→ **Written problem**:
Copy out the material below line for line, leaving every character unchanged.

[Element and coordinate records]
----------------------------------------
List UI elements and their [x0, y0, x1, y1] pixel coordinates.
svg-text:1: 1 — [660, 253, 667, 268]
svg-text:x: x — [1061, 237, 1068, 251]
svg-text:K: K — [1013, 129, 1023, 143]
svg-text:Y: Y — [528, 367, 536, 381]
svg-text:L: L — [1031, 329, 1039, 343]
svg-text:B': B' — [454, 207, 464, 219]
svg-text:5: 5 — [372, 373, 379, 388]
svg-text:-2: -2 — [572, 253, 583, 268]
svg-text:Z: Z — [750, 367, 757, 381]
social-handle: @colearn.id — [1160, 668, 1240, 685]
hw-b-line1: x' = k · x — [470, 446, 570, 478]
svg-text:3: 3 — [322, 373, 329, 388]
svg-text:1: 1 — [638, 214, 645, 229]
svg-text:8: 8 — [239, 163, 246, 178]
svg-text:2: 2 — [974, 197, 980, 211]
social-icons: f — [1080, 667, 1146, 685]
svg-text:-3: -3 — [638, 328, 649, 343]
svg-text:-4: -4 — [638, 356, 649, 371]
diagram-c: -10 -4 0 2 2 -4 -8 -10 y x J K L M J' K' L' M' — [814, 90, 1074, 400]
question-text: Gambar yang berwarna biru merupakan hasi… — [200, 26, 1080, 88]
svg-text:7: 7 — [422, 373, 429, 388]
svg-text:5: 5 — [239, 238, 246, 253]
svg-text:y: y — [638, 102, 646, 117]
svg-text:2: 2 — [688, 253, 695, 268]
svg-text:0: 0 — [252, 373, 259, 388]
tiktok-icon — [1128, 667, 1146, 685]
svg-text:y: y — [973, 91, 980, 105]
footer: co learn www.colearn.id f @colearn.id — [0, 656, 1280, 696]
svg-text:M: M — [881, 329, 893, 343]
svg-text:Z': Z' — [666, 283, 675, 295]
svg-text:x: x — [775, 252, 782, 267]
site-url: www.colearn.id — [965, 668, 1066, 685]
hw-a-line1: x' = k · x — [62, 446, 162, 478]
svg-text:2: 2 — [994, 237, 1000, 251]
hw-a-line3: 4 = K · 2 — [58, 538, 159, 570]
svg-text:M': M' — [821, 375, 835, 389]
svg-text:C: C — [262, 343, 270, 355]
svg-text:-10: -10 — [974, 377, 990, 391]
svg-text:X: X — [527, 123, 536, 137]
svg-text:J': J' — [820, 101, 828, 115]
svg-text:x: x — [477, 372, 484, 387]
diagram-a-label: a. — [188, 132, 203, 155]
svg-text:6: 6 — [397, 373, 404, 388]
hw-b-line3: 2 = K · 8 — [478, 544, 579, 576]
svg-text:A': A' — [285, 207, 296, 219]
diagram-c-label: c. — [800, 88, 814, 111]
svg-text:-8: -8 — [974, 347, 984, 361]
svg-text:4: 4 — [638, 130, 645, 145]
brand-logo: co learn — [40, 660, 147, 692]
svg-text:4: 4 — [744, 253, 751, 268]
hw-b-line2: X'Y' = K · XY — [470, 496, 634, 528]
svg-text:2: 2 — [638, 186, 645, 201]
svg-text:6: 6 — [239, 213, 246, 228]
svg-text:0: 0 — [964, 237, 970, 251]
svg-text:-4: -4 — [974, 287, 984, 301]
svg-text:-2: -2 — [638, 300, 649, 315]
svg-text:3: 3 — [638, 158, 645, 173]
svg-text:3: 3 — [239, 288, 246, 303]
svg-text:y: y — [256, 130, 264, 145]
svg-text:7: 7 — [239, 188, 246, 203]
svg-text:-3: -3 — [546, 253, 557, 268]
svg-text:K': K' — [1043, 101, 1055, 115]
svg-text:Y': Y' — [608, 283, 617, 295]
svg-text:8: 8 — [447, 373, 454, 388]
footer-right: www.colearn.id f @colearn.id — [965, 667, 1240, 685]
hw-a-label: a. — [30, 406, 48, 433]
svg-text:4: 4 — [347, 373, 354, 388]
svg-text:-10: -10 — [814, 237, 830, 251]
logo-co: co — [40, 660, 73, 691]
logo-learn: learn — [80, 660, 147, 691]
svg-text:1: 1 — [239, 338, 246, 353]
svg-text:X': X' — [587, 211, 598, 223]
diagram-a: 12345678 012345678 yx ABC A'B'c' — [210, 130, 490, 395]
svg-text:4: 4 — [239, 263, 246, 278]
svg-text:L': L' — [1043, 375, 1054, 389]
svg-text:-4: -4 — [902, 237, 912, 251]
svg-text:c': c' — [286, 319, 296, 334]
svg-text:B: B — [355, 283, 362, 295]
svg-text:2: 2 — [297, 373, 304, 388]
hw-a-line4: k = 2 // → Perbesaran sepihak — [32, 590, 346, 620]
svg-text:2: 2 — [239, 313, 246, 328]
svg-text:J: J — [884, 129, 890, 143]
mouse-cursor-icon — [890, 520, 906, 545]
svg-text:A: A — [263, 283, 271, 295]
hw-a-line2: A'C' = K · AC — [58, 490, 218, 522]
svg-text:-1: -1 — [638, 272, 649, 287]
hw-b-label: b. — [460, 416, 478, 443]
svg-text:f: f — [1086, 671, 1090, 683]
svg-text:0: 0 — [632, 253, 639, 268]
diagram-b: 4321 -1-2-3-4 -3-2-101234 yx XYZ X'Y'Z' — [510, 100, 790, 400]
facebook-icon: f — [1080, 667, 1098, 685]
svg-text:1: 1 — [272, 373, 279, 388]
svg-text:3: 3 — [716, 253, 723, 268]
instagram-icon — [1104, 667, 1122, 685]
----------------------------------------
→ **Result for this exercise**:
List UI elements and their [x0, y0, x1, y1] pixel coordinates.
svg-text:1: 1 — [660, 253, 667, 268]
svg-text:x: x — [1061, 237, 1068, 251]
svg-text:K: K — [1013, 129, 1023, 143]
svg-text:Y: Y — [528, 367, 536, 381]
svg-text:L: L — [1031, 329, 1039, 343]
svg-text:B': B' — [454, 207, 464, 219]
svg-text:5: 5 — [372, 373, 379, 388]
svg-text:-2: -2 — [572, 253, 583, 268]
svg-text:Z: Z — [750, 367, 757, 381]
social-handle: @colearn.id — [1160, 668, 1240, 685]
hw-b-line1: x' = k · x — [470, 446, 570, 478]
svg-text:3: 3 — [322, 373, 329, 388]
svg-text:1: 1 — [638, 214, 645, 229]
svg-text:8: 8 — [239, 163, 246, 178]
svg-text:2: 2 — [974, 197, 980, 211]
social-icons: f — [1080, 667, 1146, 685]
svg-text:-3: -3 — [638, 328, 649, 343]
svg-text:-4: -4 — [638, 356, 649, 371]
diagram-c: -10 -4 0 2 2 -4 -8 -10 y x J K L M J' K' L' M' — [814, 90, 1074, 400]
question-text: Gambar yang berwarna biru merupakan hasi… — [200, 26, 1080, 88]
svg-text:7: 7 — [422, 373, 429, 388]
svg-text:5: 5 — [239, 238, 246, 253]
svg-text:y: y — [638, 102, 646, 117]
svg-text:2: 2 — [688, 253, 695, 268]
svg-text:0: 0 — [252, 373, 259, 388]
tiktok-icon — [1128, 667, 1146, 685]
svg-text:y: y — [973, 91, 980, 105]
footer: co learn www.colearn.id f @colearn.id — [0, 656, 1280, 696]
svg-text:M: M — [881, 329, 893, 343]
svg-text:Z': Z' — [666, 283, 675, 295]
svg-text:x: x — [775, 252, 782, 267]
site-url: www.colearn.id — [965, 668, 1066, 685]
hw-a-line1: x' = k · x — [62, 446, 162, 478]
svg-text:2: 2 — [994, 237, 1000, 251]
hw-a-line3: 4 = K · 2 — [58, 538, 159, 570]
svg-text:M': M' — [821, 375, 835, 389]
svg-text:C: C — [262, 343, 270, 355]
svg-text:-10: -10 — [974, 377, 990, 391]
svg-text:X: X — [527, 123, 536, 137]
svg-text:J': J' — [820, 101, 828, 115]
svg-text:x: x — [477, 372, 484, 387]
diagram-a-label: a. — [188, 132, 203, 155]
svg-text:6: 6 — [397, 373, 404, 388]
hw-b-line3: 2 = K · 8 — [478, 544, 579, 576]
svg-text:A': A' — [285, 207, 296, 219]
diagram-c-label: c. — [800, 88, 814, 111]
svg-text:-8: -8 — [974, 347, 984, 361]
svg-text:4: 4 — [638, 130, 645, 145]
brand-logo: co learn — [40, 660, 147, 692]
svg-text:4: 4 — [744, 253, 751, 268]
hw-b-line2: X'Y' = K · XY — [470, 496, 634, 528]
svg-text:2: 2 — [638, 186, 645, 201]
svg-text:6: 6 — [239, 213, 246, 228]
svg-text:0: 0 — [964, 237, 970, 251]
svg-text:-4: -4 — [974, 287, 984, 301]
svg-text:-2: -2 — [638, 300, 649, 315]
svg-text:3: 3 — [638, 158, 645, 173]
svg-text:3: 3 — [239, 288, 246, 303]
svg-text:y: y — [256, 130, 264, 145]
svg-text:7: 7 — [239, 188, 246, 203]
svg-text:-3: -3 — [546, 253, 557, 268]
svg-text:K': K' — [1043, 101, 1055, 115]
svg-text:Y': Y' — [608, 283, 617, 295]
svg-text:8: 8 — [447, 373, 454, 388]
footer-right: www.colearn.id f @colearn.id — [965, 667, 1240, 685]
hw-a-label: a. — [30, 406, 48, 433]
svg-text:4: 4 — [347, 373, 354, 388]
svg-text:-10: -10 — [814, 237, 830, 251]
logo-co: co — [40, 660, 73, 691]
logo-learn: learn — [80, 660, 147, 691]
svg-text:1: 1 — [239, 338, 246, 353]
svg-text:X': X' — [587, 211, 598, 223]
diagram-a: 12345678 012345678 yx ABC A'B'c' — [210, 130, 490, 395]
svg-text:4: 4 — [239, 263, 246, 278]
svg-text:L': L' — [1043, 375, 1054, 389]
svg-text:-4: -4 — [902, 237, 912, 251]
svg-text:c': c' — [286, 319, 296, 334]
svg-text:B: B — [355, 283, 362, 295]
svg-text:2: 2 — [297, 373, 304, 388]
hw-a-line4: k = 2 // → Perbesaran sepihak — [32, 590, 346, 620]
svg-text:2: 2 — [239, 313, 246, 328]
svg-text:J: J — [884, 129, 890, 143]
mouse-cursor-icon — [890, 520, 906, 545]
svg-text:A: A — [263, 283, 271, 295]
hw-a-line2: A'C' = K · AC — [58, 490, 218, 522]
svg-text:-1: -1 — [638, 272, 649, 287]
hw-b-label: b. — [460, 416, 478, 443]
svg-text:f: f — [1086, 671, 1090, 683]
svg-text:0: 0 — [632, 253, 639, 268]
diagram-b: 4321 -1-2-3-4 -3-2-101234 yx XYZ X'Y'Z' — [510, 100, 790, 400]
facebook-icon: f — [1080, 667, 1098, 685]
svg-text:1: 1 — [272, 373, 279, 388]
svg-text:3: 3 — [716, 253, 723, 268]
instagram-icon — [1104, 667, 1122, 685]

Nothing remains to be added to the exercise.